*To do*:
Copy out every line of the material below that contains the string "SundayMondayTuesdayWednesdayThursdayFrid".

------------------------------

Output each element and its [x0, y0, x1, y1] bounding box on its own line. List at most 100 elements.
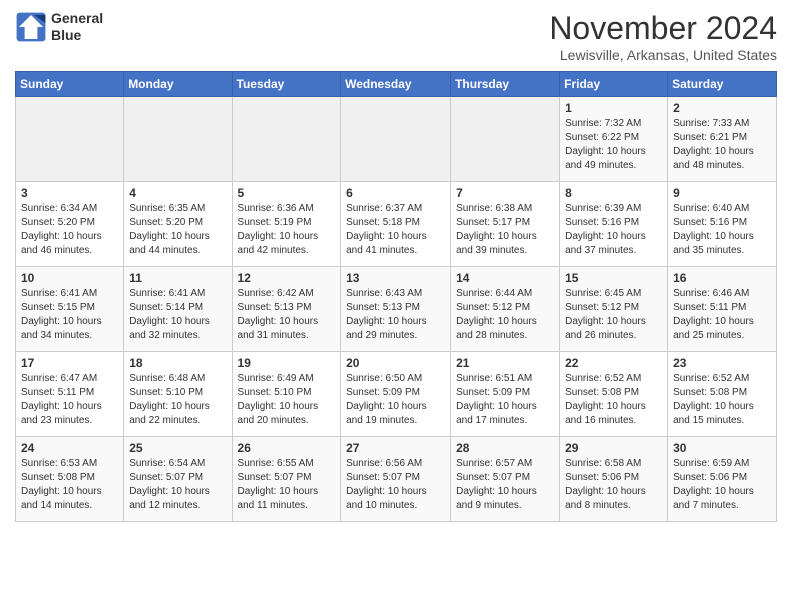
day-info: Sunrise: 6:44 AM Sunset: 5:12 PM Dayligh…	[456, 287, 554, 343]
calendar-cell	[16, 97, 124, 182]
calendar-cell: 5 Sunrise: 6:36 AM Sunset: 5:19 PM Daylig…	[232, 182, 341, 267]
weekday-thursday: Thursday	[451, 72, 560, 97]
calendar-cell: 14 Sunrise: 6:44 AM Sunset: 5:12 PM Dayli…	[451, 267, 560, 352]
calendar-cell: 20 Sunrise: 6:50 AM Sunset: 5:09 PM Dayli…	[341, 352, 451, 437]
calendar-cell: 25 Sunrise: 6:54 AM Sunset: 5:07 PM Dayli…	[124, 437, 232, 522]
weekday-monday: Monday	[124, 72, 232, 97]
day-number: 17	[21, 356, 118, 370]
day-number: 5	[238, 186, 336, 200]
day-number: 19	[238, 356, 336, 370]
day-number: 23	[673, 356, 771, 370]
day-info: Sunrise: 6:36 AM Sunset: 5:19 PM Dayligh…	[238, 202, 336, 258]
calendar-cell: 19 Sunrise: 6:49 AM Sunset: 5:10 PM Dayli…	[232, 352, 341, 437]
day-number: 1	[565, 101, 662, 115]
calendar-cell: 17Sunrise: 6:47 AM Sunset: 5:11 PM Dayli…	[16, 352, 124, 437]
day-info: Sunrise: 6:55 AM Sunset: 5:07 PM Dayligh…	[238, 457, 336, 513]
day-number: 14	[456, 271, 554, 285]
calendar-header: SundayMondayTuesdayWednesdayThursdayFrid…	[16, 72, 777, 97]
day-info: Sunrise: 6:41 AM Sunset: 5:15 PM Dayligh…	[21, 287, 118, 343]
weekday-wednesday: Wednesday	[341, 72, 451, 97]
calendar-table: SundayMondayTuesdayWednesdayThursdayFrid…	[15, 71, 777, 522]
day-number: 12	[238, 271, 336, 285]
day-number: 16	[673, 271, 771, 285]
calendar-cell: 13 Sunrise: 6:43 AM Sunset: 5:13 PM Dayli…	[341, 267, 451, 352]
calendar-cell: 16 Sunrise: 6:46 AM Sunset: 5:11 PM Dayli…	[668, 267, 777, 352]
day-number: 11	[129, 271, 226, 285]
day-number: 15	[565, 271, 662, 285]
calendar-cell: 12 Sunrise: 6:42 AM Sunset: 5:13 PM Dayli…	[232, 267, 341, 352]
calendar-cell	[232, 97, 341, 182]
calendar-week-3: 10 Sunrise: 6:41 AM Sunset: 5:15 PM Dayli…	[16, 267, 777, 352]
calendar-cell: 24Sunrise: 6:53 AM Sunset: 5:08 PM Dayli…	[16, 437, 124, 522]
calendar-week-4: 17Sunrise: 6:47 AM Sunset: 5:11 PM Dayli…	[16, 352, 777, 437]
day-info: Sunrise: 6:40 AM Sunset: 5:16 PM Dayligh…	[673, 202, 771, 258]
location: Lewisville, Arkansas, United States	[549, 47, 777, 63]
day-info: Sunrise: 6:45 AM Sunset: 5:12 PM Dayligh…	[565, 287, 662, 343]
day-number: 7	[456, 186, 554, 200]
calendar-week-5: 24Sunrise: 6:53 AM Sunset: 5:08 PM Dayli…	[16, 437, 777, 522]
day-info: Sunrise: 6:34 AM Sunset: 5:20 PM Dayligh…	[21, 202, 118, 258]
calendar-cell	[451, 97, 560, 182]
day-info: Sunrise: 6:56 AM Sunset: 5:07 PM Dayligh…	[346, 457, 445, 513]
calendar-cell: 9 Sunrise: 6:40 AM Sunset: 5:16 PM Daylig…	[668, 182, 777, 267]
day-number: 22	[565, 356, 662, 370]
calendar-cell: 21 Sunrise: 6:51 AM Sunset: 5:09 PM Dayli…	[451, 352, 560, 437]
day-info: Sunrise: 7:33 AM Sunset: 6:21 PM Dayligh…	[673, 117, 771, 173]
calendar-week-1: 1 Sunrise: 7:32 AM Sunset: 6:22 PM Daylig…	[16, 97, 777, 182]
day-number: 25	[129, 441, 226, 455]
day-info: Sunrise: 6:58 AM Sunset: 5:06 PM Dayligh…	[565, 457, 662, 513]
day-info: Sunrise: 6:52 AM Sunset: 5:08 PM Dayligh…	[673, 372, 771, 428]
day-number: 9	[673, 186, 771, 200]
calendar-cell: 3 Sunrise: 6:34 AM Sunset: 5:20 PM Daylig…	[16, 182, 124, 267]
day-info: Sunrise: 6:48 AM Sunset: 5:10 PM Dayligh…	[129, 372, 226, 428]
day-info: Sunrise: 6:51 AM Sunset: 5:09 PM Dayligh…	[456, 372, 554, 428]
logo-icon	[15, 11, 47, 43]
day-info: Sunrise: 6:42 AM Sunset: 5:13 PM Dayligh…	[238, 287, 336, 343]
calendar-cell: 11Sunrise: 6:41 AM Sunset: 5:14 PM Dayli…	[124, 267, 232, 352]
day-info: Sunrise: 6:46 AM Sunset: 5:11 PM Dayligh…	[673, 287, 771, 343]
day-number: 13	[346, 271, 445, 285]
calendar-cell: 29 Sunrise: 6:58 AM Sunset: 5:06 PM Dayli…	[560, 437, 668, 522]
weekday-saturday: Saturday	[668, 72, 777, 97]
calendar-cell: 8 Sunrise: 6:39 AM Sunset: 5:16 PM Daylig…	[560, 182, 668, 267]
weekday-sunday: Sunday	[16, 72, 124, 97]
calendar-cell: 1 Sunrise: 7:32 AM Sunset: 6:22 PM Daylig…	[560, 97, 668, 182]
day-number: 8	[565, 186, 662, 200]
day-number: 27	[346, 441, 445, 455]
day-number: 30	[673, 441, 771, 455]
day-info: Sunrise: 6:37 AM Sunset: 5:18 PM Dayligh…	[346, 202, 445, 258]
day-number: 6	[346, 186, 445, 200]
day-info: Sunrise: 6:43 AM Sunset: 5:13 PM Dayligh…	[346, 287, 445, 343]
month-title: November 2024	[549, 10, 777, 47]
day-info: Sunrise: 6:52 AM Sunset: 5:08 PM Dayligh…	[565, 372, 662, 428]
calendar-cell: 18 Sunrise: 6:48 AM Sunset: 5:10 PM Dayli…	[124, 352, 232, 437]
weekday-header-row: SundayMondayTuesdayWednesdayThursdayFrid…	[16, 72, 777, 97]
day-info: Sunrise: 6:39 AM Sunset: 5:16 PM Dayligh…	[565, 202, 662, 258]
day-info: Sunrise: 6:50 AM Sunset: 5:09 PM Dayligh…	[346, 372, 445, 428]
calendar-cell: 15 Sunrise: 6:45 AM Sunset: 5:12 PM Dayli…	[560, 267, 668, 352]
day-info: Sunrise: 6:49 AM Sunset: 5:10 PM Dayligh…	[238, 372, 336, 428]
logo: General Blue	[15, 10, 103, 44]
calendar-body: 1 Sunrise: 7:32 AM Sunset: 6:22 PM Daylig…	[16, 97, 777, 522]
weekday-tuesday: Tuesday	[232, 72, 341, 97]
calendar-cell: 10 Sunrise: 6:41 AM Sunset: 5:15 PM Dayli…	[16, 267, 124, 352]
page-header: General Blue November 2024 Lewisville, A…	[15, 10, 777, 63]
weekday-friday: Friday	[560, 72, 668, 97]
calendar-cell: 23 Sunrise: 6:52 AM Sunset: 5:08 PM Dayli…	[668, 352, 777, 437]
day-number: 3	[21, 186, 118, 200]
day-number: 10	[21, 271, 118, 285]
calendar-cell: 7Sunrise: 6:38 AM Sunset: 5:17 PM Daylig…	[451, 182, 560, 267]
calendar-week-2: 3 Sunrise: 6:34 AM Sunset: 5:20 PM Daylig…	[16, 182, 777, 267]
day-number: 18	[129, 356, 226, 370]
calendar-cell	[124, 97, 232, 182]
calendar-cell: 4Sunrise: 6:35 AM Sunset: 5:20 PM Daylig…	[124, 182, 232, 267]
day-number: 21	[456, 356, 554, 370]
day-number: 4	[129, 186, 226, 200]
day-info: Sunrise: 7:32 AM Sunset: 6:22 PM Dayligh…	[565, 117, 662, 173]
day-number: 28	[456, 441, 554, 455]
day-number: 20	[346, 356, 445, 370]
day-info: Sunrise: 6:54 AM Sunset: 5:07 PM Dayligh…	[129, 457, 226, 513]
day-number: 2	[673, 101, 771, 115]
day-number: 29	[565, 441, 662, 455]
logo-text: General Blue	[51, 10, 103, 44]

------------------------------

*Answer to this problem*:
calendar-header: SundayMondayTuesdayWednesdayThursdayFrid…	[16, 72, 777, 97]
calendar-table: SundayMondayTuesdayWednesdayThursdayFrid…	[15, 71, 777, 522]
weekday-header-row: SundayMondayTuesdayWednesdayThursdayFrid…	[16, 72, 777, 97]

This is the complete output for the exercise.